◆ Problem requirements ◆
Copy the listing below line for line, without changing anything.

◆ Data provided ◆
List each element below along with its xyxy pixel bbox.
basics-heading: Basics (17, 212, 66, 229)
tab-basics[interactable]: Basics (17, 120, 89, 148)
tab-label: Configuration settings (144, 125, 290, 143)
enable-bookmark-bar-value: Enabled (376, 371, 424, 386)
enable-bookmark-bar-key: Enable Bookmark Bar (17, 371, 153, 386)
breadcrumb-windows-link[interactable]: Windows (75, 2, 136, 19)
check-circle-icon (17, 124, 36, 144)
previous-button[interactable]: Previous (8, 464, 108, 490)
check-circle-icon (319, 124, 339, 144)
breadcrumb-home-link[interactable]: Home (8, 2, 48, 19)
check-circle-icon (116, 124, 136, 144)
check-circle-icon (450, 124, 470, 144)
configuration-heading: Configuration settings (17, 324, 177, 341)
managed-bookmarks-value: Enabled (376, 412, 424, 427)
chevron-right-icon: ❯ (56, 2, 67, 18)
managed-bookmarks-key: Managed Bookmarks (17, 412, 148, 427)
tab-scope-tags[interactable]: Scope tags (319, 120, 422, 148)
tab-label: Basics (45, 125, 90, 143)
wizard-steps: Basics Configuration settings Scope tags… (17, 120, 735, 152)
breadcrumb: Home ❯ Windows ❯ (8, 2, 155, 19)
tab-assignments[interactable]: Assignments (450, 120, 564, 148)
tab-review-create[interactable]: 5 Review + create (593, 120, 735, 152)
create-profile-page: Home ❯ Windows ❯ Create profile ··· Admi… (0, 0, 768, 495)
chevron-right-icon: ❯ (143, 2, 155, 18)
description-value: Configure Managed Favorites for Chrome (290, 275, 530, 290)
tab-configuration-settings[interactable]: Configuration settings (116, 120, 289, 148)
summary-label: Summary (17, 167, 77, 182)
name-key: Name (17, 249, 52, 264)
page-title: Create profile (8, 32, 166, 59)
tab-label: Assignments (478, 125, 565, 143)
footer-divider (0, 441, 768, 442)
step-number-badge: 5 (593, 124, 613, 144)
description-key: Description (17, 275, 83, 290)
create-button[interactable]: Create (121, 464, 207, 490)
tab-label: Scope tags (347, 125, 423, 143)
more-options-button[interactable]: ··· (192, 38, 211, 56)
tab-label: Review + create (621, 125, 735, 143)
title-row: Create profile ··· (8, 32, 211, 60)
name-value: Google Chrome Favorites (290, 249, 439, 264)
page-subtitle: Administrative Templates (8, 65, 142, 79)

◆ Task response ◆
List each element below along with its xyxy pixel bbox.
basics-heading: Basics (17, 212, 66, 229)
tab-basics[interactable]: Basics (17, 120, 89, 148)
tab-label: Configuration settings (144, 125, 290, 143)
enable-bookmark-bar-value: Enabled (376, 371, 424, 386)
enable-bookmark-bar-key: Enable Bookmark Bar (17, 371, 153, 386)
breadcrumb-windows-link[interactable]: Windows (75, 2, 136, 19)
check-circle-icon (17, 124, 36, 144)
previous-button[interactable]: Previous (8, 464, 108, 490)
check-circle-icon (319, 124, 339, 144)
breadcrumb-home-link[interactable]: Home (8, 2, 48, 19)
check-circle-icon (116, 124, 136, 144)
check-circle-icon (450, 124, 470, 144)
configuration-heading: Configuration settings (17, 324, 177, 341)
managed-bookmarks-value: Enabled (376, 412, 424, 427)
chevron-right-icon: ❯ (56, 2, 67, 18)
managed-bookmarks-key: Managed Bookmarks (17, 412, 148, 427)
tab-scope-tags[interactable]: Scope tags (319, 120, 422, 148)
tab-label: Basics (45, 125, 90, 143)
wizard-steps: Basics Configuration settings Scope tags… (17, 120, 735, 152)
breadcrumb: Home ❯ Windows ❯ (8, 2, 155, 19)
tab-assignments[interactable]: Assignments (450, 120, 564, 148)
tab-review-create[interactable]: 5 Review + create (593, 120, 735, 152)
create-profile-page: Home ❯ Windows ❯ Create profile ··· Admi… (0, 0, 768, 495)
chevron-right-icon: ❯ (143, 2, 155, 18)
description-value: Configure Managed Favorites for Chrome (290, 275, 530, 290)
tab-configuration-settings[interactable]: Configuration settings (116, 120, 289, 148)
summary-label: Summary (17, 167, 77, 182)
name-key: Name (17, 249, 52, 264)
page-title: Create profile (8, 32, 166, 59)
tab-label: Assignments (478, 125, 565, 143)
footer-divider (0, 441, 768, 442)
step-number-badge: 5 (593, 124, 613, 144)
description-key: Description (17, 275, 83, 290)
create-button[interactable]: Create (121, 464, 207, 490)
tab-label: Scope tags (347, 125, 423, 143)
more-options-button[interactable]: ··· (192, 38, 211, 56)
tab-label: Review + create (621, 125, 735, 143)
title-row: Create profile ··· (8, 32, 211, 60)
name-value: Google Chrome Favorites (290, 249, 439, 264)
page-subtitle: Administrative Templates (8, 65, 142, 79)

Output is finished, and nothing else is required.